Request
Output the data below in full, character for character.

** BEGIN Data extract **

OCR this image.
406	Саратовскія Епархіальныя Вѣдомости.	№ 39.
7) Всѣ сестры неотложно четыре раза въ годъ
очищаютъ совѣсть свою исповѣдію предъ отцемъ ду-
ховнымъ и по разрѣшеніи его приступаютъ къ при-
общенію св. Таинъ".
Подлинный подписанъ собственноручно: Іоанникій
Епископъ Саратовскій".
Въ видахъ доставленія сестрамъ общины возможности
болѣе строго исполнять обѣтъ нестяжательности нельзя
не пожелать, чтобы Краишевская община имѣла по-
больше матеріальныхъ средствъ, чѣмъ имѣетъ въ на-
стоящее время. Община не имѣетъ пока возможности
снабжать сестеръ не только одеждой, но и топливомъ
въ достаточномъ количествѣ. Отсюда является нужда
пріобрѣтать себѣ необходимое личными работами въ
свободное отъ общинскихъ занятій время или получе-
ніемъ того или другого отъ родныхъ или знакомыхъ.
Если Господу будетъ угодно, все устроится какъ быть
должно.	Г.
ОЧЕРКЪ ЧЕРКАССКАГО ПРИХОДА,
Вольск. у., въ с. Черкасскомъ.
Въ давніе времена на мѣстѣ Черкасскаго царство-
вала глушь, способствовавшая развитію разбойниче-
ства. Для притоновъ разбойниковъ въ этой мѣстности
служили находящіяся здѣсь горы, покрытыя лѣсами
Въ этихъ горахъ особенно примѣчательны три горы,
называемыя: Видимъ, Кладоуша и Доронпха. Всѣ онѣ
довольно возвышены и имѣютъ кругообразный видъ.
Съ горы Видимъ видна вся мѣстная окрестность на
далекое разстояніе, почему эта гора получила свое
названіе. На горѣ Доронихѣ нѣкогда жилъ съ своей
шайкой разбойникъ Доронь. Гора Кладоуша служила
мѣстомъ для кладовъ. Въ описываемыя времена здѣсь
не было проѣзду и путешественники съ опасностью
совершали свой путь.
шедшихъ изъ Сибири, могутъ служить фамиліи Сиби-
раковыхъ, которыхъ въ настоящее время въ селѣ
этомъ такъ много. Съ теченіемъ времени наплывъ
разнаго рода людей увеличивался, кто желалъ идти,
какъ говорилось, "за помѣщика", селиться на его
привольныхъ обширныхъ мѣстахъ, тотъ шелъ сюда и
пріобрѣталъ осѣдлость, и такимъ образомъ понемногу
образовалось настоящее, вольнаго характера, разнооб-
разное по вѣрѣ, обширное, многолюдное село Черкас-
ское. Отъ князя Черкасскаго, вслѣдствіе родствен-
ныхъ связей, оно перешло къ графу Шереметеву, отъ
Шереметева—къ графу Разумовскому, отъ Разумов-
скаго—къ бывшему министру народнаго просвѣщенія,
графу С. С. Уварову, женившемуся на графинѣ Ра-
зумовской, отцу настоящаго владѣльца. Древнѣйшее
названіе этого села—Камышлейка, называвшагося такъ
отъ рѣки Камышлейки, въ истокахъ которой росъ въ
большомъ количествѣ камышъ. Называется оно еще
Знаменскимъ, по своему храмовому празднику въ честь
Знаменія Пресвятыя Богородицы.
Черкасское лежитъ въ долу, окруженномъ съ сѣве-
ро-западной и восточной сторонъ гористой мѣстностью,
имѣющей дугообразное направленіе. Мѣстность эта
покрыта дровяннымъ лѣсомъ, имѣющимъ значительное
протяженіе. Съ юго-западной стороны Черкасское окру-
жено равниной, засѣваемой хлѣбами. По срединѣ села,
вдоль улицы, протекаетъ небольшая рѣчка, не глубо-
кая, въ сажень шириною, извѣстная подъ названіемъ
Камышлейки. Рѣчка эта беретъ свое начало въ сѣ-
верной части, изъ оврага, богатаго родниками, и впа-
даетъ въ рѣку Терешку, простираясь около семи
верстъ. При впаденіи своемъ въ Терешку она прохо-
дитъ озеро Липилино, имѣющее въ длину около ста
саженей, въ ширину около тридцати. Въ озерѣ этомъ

** END Data extract **

Answer to this task
OCR this image.
406	Саратовскія Епархіальныя Вѣдомости.	№ 39.
7) Всѣ сестры неотложно четыре раза въ годъ
очищаютъ совѣсть свою исповѣдію предъ отцемъ ду-
ховнымъ и по разрѣшеніи его приступаютъ къ при-
общенію св. Таинъ".
Подлинный подписанъ собственноручно: Іоанникій
Епископъ Саратовскій".
Въ видахъ доставленія сестрамъ общины возможности
болѣе строго исполнять обѣтъ нестяжательности нельзя
не пожелать, чтобы Краишевская община имѣла по-
больше матеріальныхъ средствъ, чѣмъ имѣетъ въ на-
стоящее время. Община не имѣетъ пока возможности
снабжать сестеръ не только одеждой, но и топливомъ
въ достаточномъ количествѣ. Отсюда является нужда
пріобрѣтать себѣ необходимое личными работами въ
свободное отъ общинскихъ занятій время или получе-
ніемъ того или другого отъ родныхъ или знакомыхъ.
Если Господу будетъ угодно, все устроится какъ быть
должно.	Г.
ОЧЕРКЪ ЧЕРКАССКАГО ПРИХОДА,
Вольск. у., въ с. Черкасскомъ.
Въ давніе времена на мѣстѣ Черкасскаго царство-
вала глушь, способствовавшая развитію разбойниче-
ства. Для притоновъ разбойниковъ въ этой мѣстности
служили находящіяся здѣсь горы, покрытыя лѣсами
Въ этихъ горахъ особенно примѣчательны три горы,
называемыя: Видимъ, Кладоуша и Доронпха. Всѣ онѣ
довольно возвышены и имѣютъ кругообразный видъ.
Съ горы Видимъ видна вся мѣстная окрестность на
далекое разстояніе, почему эта гора получила свое
названіе. На горѣ Доронихѣ нѣкогда жилъ съ своей
шайкой разбойникъ Доронь. Гора Кладоуша служила
мѣстомъ для кладовъ. Въ описываемыя времена здѣсь
не было проѣзду и путешественники съ опасностью
совершали свой путь.
шедшихъ изъ Сибири, могутъ служить фамиліи Сиби-
раковыхъ, которыхъ въ настоящее время въ селѣ
этомъ такъ много. Съ теченіемъ времени наплывъ
разнаго рода людей увеличивался, кто желалъ идти,
какъ говорилось, "за помѣщика", селиться на его
привольныхъ обширныхъ мѣстахъ, тотъ шелъ сюда и
пріобрѣталъ осѣдлость, и такимъ образомъ понемногу
образовалось настоящее, вольнаго характера, разнооб-
разное по вѣрѣ, обширное, многолюдное село Черкас-
ское. Отъ князя Черкасскаго, вслѣдствіе родствен-
ныхъ связей, оно перешло къ графу Шереметеву, отъ
Шереметева—къ графу Разумовскому, отъ Разумов-
скаго—къ бывшему министру народнаго просвѣщенія,
графу С. С. Уварову, женившемуся на графинѣ Ра-
зумовской, отцу настоящаго владѣльца. Древнѣйшее
названіе этого села—Камышлейка, называвшагося такъ
отъ рѣки Камышлейки, въ истокахъ которой росъ въ
большомъ количествѣ камышъ. Называется оно еще
Знаменскимъ, по своему храмовому празднику въ честь
Знаменія Пресвятыя Богородицы.
Черкасское лежитъ въ долу, окруженномъ съ сѣве-
ро-западной и восточной сторонъ гористой мѣстностью,
имѣющей дугообразное направленіе. Мѣстность эта
покрыта дровяннымъ лѣсомъ, имѣющимъ значительное
протяженіе. Съ юго-западной стороны Черкасское окру-
жено равниной, засѣваемой хлѣбами. По срединѣ села,
вдоль улицы, протекаетъ небольшая рѣчка, не глубо-
кая, въ сажень шириною, извѣстная подъ названіемъ
Камышлейки. Рѣчка эта беретъ свое начало въ сѣ-
верной части, изъ оврага, богатаго родниками, и впа-
даетъ въ рѣку Терешку, простираясь около семи
верстъ. При впаденіи своемъ въ Терешку она прохо-
дитъ озеро Липилино, имѣющее въ длину около ста
саженей, въ ширину около тридцати. Въ озерѣ этомъ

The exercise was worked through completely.